> What the task asks:
Output the records exactly as they appear, with no pictures included.
.....
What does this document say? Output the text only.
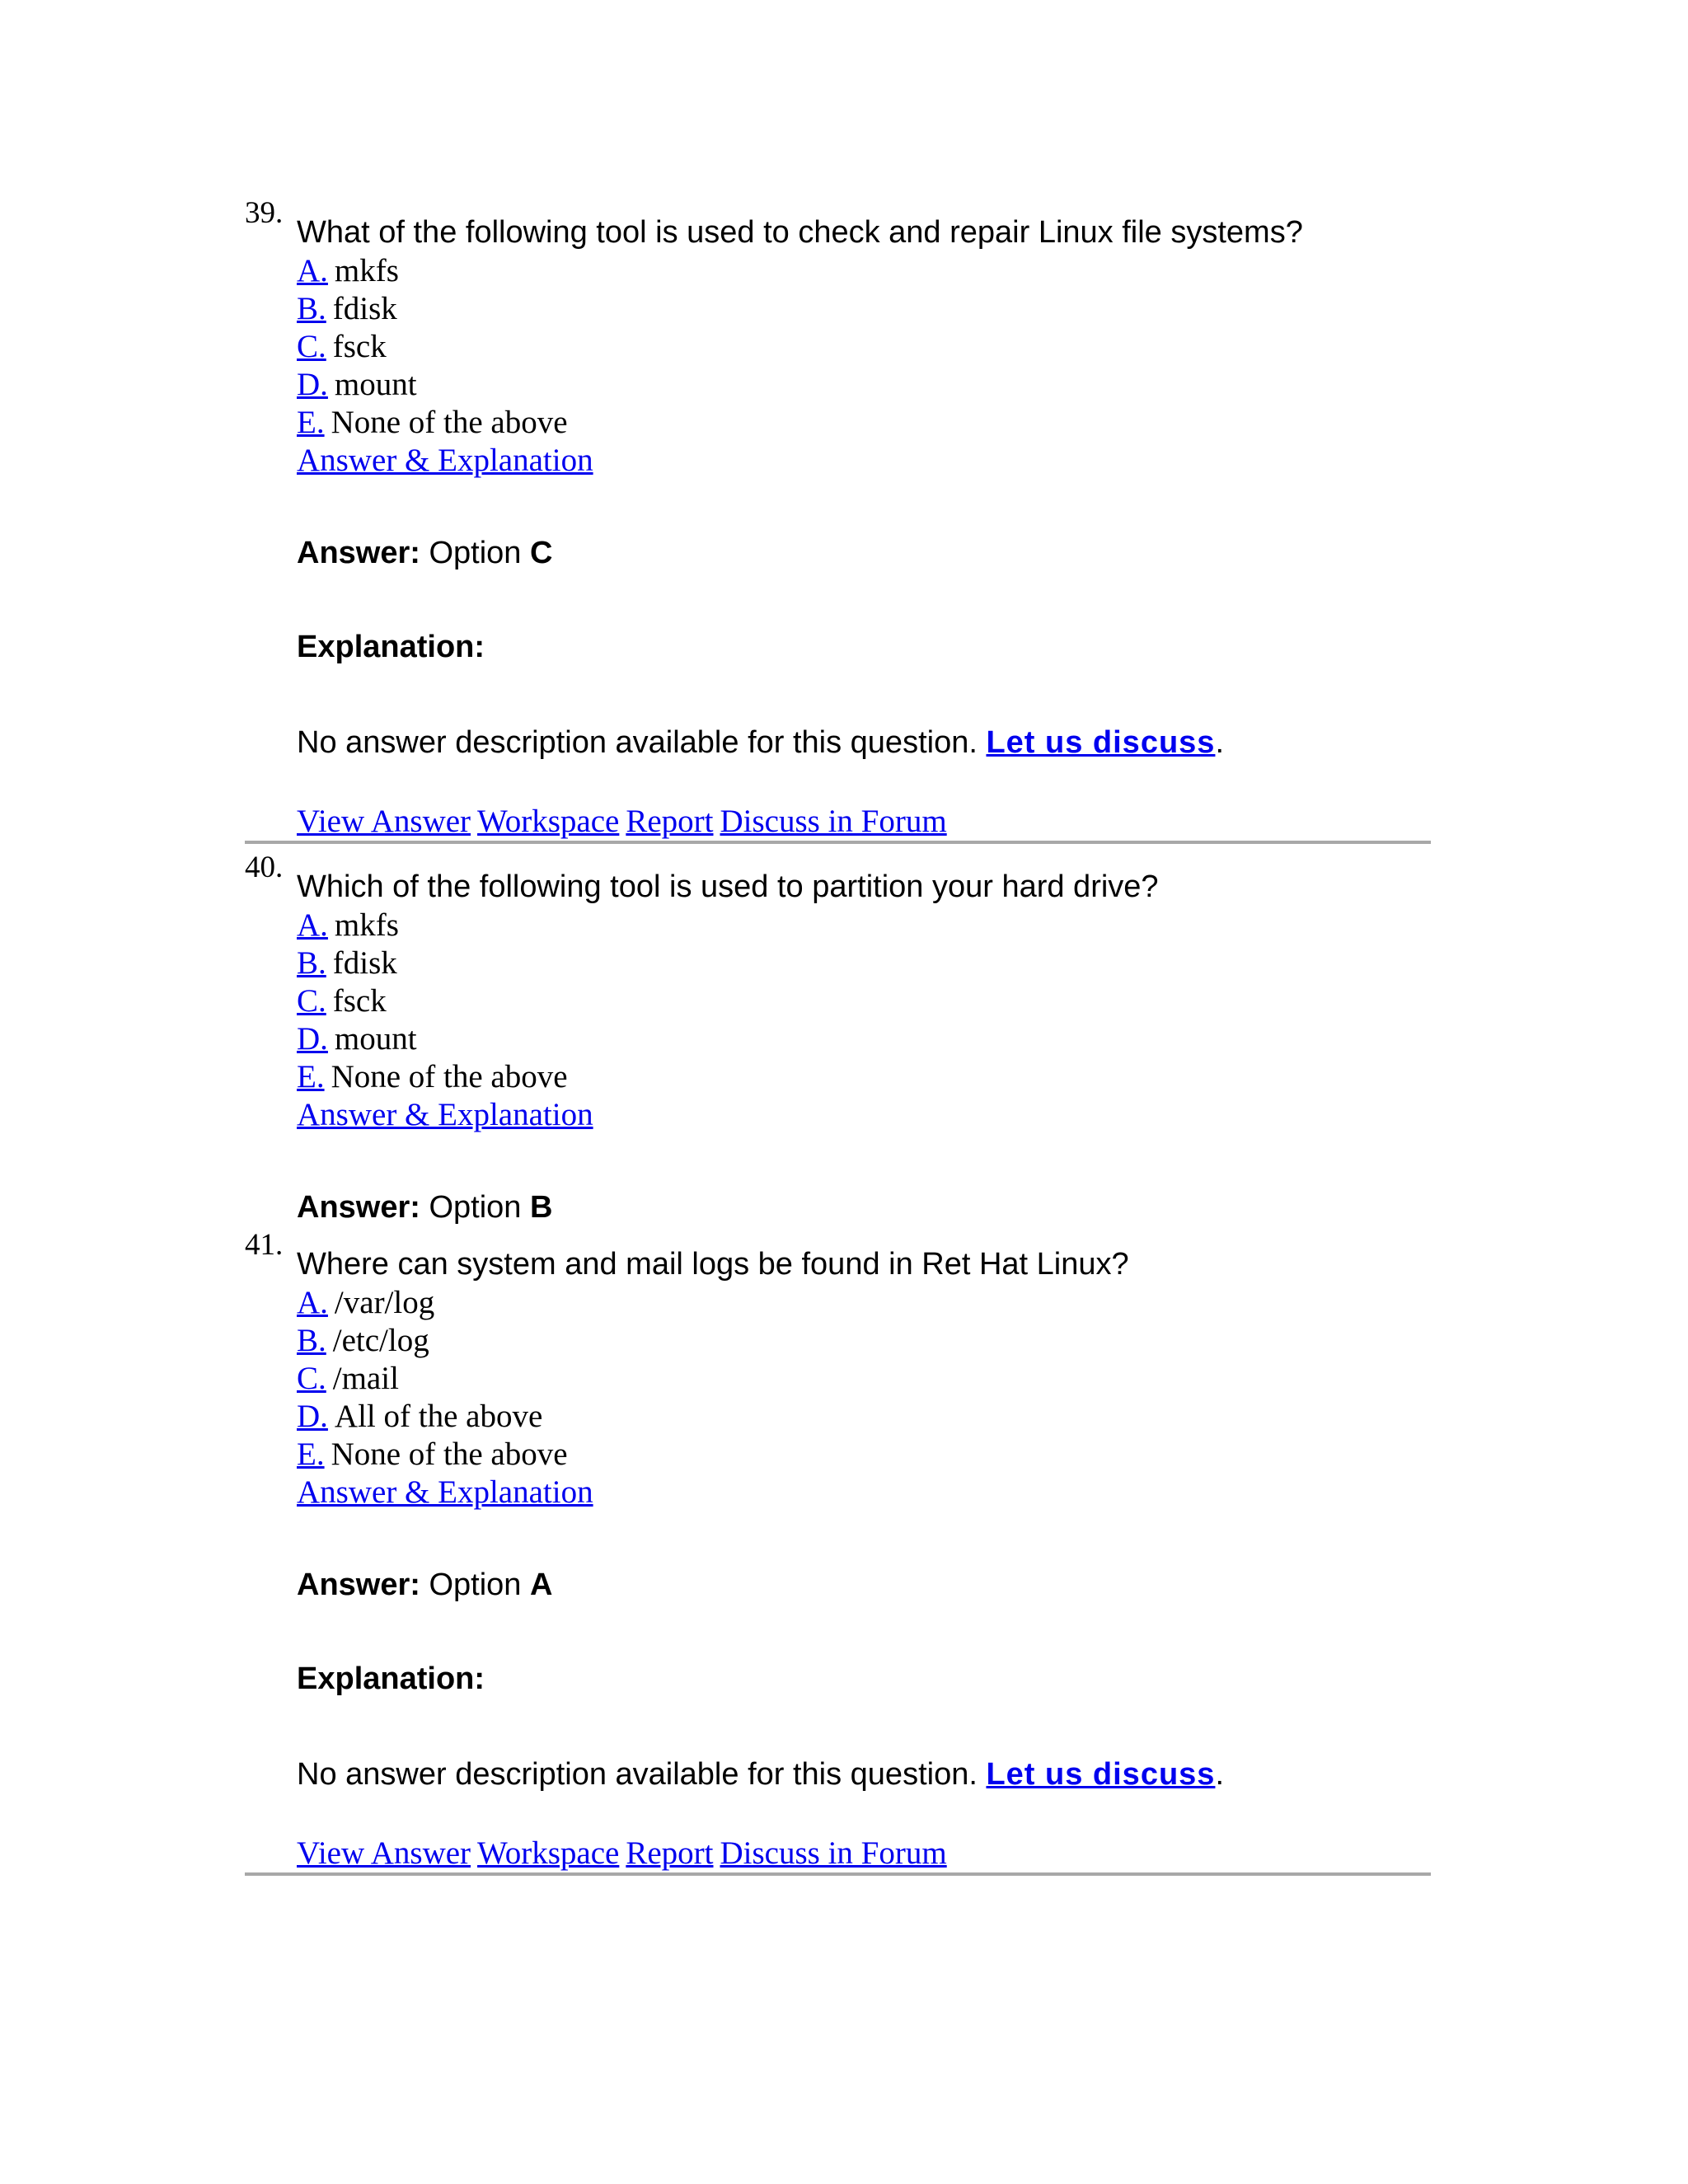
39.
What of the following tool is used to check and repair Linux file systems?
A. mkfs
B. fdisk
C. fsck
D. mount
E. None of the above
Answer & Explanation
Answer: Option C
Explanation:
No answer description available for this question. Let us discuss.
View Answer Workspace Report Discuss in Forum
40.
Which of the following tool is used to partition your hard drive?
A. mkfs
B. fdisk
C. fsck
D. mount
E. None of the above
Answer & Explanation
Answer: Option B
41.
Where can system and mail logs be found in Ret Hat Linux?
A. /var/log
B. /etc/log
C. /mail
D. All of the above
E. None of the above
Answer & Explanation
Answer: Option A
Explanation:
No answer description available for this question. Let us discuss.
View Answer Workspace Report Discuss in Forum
.....
> Answer to this task:
What does this document say? Output the text only.
39.
What of the following tool is used to check and repair Linux file systems?
A. mkfs
B. fdisk
C. fsck
D. mount
E. None of the above
Answer & Explanation
Answer: Option C
Explanation:
No answer description available for this question. Let us discuss.
View Answer Workspace Report Discuss in Forum
40.
Which of the following tool is used to partition your hard drive?
A. mkfs
B. fdisk
C. fsck
D. mount
E. None of the above
Answer & Explanation
Answer: Option B
41.
Where can system and mail logs be found in Ret Hat Linux?
A. /var/log
B. /etc/log
C. /mail
D. All of the above
E. None of the above
Answer & Explanation
Answer: Option A
Explanation:
No answer description available for this question. Let us discuss.
View Answer Workspace Report Discuss in Forum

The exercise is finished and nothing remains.